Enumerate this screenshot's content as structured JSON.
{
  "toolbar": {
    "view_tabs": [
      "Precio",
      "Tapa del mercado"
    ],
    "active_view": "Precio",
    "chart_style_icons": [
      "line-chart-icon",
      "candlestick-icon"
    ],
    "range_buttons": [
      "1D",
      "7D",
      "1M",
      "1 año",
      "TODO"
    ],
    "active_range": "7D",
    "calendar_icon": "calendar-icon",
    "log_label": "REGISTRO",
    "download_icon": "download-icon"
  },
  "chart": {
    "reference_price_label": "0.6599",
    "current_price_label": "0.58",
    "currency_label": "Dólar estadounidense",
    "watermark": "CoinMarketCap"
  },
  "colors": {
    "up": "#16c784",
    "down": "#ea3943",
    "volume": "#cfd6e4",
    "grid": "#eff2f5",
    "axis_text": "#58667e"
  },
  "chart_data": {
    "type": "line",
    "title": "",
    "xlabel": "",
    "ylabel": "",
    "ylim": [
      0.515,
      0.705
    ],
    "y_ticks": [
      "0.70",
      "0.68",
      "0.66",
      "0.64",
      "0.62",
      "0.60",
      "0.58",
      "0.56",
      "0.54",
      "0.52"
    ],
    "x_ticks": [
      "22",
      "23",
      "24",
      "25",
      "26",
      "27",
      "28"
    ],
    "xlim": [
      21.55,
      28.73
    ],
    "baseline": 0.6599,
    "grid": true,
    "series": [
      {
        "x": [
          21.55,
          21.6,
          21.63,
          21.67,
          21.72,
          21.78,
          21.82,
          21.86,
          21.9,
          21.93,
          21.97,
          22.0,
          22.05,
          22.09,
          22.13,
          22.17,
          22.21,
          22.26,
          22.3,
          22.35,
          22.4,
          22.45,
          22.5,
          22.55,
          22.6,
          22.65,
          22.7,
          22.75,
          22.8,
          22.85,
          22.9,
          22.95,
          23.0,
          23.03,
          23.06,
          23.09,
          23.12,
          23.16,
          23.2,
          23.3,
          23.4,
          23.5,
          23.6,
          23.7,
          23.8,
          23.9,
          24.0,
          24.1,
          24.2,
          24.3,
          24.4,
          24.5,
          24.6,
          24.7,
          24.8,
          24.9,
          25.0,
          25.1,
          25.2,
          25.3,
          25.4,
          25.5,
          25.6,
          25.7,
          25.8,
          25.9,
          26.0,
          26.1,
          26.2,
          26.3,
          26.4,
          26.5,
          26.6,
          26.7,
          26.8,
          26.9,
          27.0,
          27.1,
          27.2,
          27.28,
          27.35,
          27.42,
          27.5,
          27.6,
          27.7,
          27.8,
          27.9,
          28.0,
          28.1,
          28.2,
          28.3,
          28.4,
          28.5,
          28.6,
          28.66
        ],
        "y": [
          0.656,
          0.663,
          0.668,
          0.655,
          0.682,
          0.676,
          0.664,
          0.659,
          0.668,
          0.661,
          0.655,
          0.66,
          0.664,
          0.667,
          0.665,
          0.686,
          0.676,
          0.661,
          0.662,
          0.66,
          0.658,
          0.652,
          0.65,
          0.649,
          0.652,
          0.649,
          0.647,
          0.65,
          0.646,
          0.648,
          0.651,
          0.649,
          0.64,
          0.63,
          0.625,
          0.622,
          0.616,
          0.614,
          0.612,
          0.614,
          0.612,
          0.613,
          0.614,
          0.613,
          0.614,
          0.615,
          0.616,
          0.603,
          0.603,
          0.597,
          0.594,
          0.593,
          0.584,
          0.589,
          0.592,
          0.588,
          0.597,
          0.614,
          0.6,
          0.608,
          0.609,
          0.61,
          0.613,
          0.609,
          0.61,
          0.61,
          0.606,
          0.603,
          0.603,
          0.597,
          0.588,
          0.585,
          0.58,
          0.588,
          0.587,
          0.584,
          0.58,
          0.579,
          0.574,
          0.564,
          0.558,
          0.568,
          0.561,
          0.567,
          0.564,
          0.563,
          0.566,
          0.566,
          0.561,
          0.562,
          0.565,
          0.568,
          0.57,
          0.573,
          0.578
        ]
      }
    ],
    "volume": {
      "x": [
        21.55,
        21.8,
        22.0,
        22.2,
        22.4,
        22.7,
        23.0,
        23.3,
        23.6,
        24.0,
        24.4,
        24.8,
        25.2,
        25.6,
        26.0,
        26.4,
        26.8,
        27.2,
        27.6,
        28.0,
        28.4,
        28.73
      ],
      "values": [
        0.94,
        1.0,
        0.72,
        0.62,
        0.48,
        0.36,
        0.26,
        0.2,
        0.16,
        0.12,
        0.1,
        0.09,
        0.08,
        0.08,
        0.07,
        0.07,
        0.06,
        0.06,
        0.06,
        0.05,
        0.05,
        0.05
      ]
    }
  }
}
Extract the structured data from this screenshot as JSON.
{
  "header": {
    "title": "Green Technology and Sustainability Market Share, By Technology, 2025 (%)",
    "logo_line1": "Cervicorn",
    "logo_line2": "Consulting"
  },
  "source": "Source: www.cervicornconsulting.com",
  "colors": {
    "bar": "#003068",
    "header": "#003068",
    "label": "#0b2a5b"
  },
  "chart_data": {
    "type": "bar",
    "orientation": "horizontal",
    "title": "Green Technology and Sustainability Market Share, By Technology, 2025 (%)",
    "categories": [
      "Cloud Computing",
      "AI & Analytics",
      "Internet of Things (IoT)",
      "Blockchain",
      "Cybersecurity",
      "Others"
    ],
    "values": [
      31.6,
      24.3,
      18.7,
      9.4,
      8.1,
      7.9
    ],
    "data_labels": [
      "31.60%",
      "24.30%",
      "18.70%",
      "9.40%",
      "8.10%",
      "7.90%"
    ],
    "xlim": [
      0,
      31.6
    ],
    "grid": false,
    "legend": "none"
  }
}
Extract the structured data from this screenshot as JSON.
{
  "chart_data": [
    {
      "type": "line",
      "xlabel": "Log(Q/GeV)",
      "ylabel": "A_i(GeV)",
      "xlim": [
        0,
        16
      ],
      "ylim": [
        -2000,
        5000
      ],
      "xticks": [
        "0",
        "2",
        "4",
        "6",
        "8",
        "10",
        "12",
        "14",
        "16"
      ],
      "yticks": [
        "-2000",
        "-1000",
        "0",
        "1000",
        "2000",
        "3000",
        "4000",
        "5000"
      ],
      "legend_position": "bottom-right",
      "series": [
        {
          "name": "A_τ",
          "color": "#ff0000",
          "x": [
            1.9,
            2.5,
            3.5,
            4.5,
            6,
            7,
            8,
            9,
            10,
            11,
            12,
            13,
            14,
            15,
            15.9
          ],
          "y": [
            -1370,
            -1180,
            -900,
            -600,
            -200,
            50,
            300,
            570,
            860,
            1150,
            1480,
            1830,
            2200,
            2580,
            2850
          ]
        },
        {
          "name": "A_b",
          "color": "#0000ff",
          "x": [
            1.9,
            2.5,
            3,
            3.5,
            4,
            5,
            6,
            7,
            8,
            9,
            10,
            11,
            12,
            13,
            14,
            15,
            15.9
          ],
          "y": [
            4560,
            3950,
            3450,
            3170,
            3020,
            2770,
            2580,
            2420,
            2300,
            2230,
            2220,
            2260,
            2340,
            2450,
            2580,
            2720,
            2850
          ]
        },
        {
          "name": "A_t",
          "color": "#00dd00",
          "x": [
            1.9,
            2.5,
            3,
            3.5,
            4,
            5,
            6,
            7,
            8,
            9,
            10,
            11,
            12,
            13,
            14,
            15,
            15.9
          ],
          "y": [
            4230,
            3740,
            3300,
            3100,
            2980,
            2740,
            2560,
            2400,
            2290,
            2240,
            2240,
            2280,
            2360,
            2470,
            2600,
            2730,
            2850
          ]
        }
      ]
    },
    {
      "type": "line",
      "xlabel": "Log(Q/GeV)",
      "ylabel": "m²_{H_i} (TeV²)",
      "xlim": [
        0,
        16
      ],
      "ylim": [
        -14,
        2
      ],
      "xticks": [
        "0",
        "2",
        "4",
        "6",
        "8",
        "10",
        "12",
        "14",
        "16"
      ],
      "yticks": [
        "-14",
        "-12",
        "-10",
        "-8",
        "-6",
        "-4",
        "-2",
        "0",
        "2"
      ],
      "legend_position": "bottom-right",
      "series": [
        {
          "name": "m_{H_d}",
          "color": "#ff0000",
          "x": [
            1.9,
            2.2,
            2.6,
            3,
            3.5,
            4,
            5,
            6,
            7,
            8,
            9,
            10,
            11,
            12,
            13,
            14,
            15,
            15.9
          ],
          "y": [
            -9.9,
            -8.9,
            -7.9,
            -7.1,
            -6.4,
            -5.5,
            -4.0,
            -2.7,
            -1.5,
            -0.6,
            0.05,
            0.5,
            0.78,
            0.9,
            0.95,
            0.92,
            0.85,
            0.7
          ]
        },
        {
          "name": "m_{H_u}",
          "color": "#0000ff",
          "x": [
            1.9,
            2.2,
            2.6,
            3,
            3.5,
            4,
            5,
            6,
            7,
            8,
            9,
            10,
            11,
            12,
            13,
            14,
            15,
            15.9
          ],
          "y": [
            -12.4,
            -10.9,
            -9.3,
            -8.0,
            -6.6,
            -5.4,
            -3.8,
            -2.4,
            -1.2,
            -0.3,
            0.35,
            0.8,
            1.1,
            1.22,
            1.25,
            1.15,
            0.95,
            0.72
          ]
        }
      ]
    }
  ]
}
......
▶ Instructions for the task
Find the count of lines in the data above where the string "type" occurs. Provide that number alone.

▶ In response
4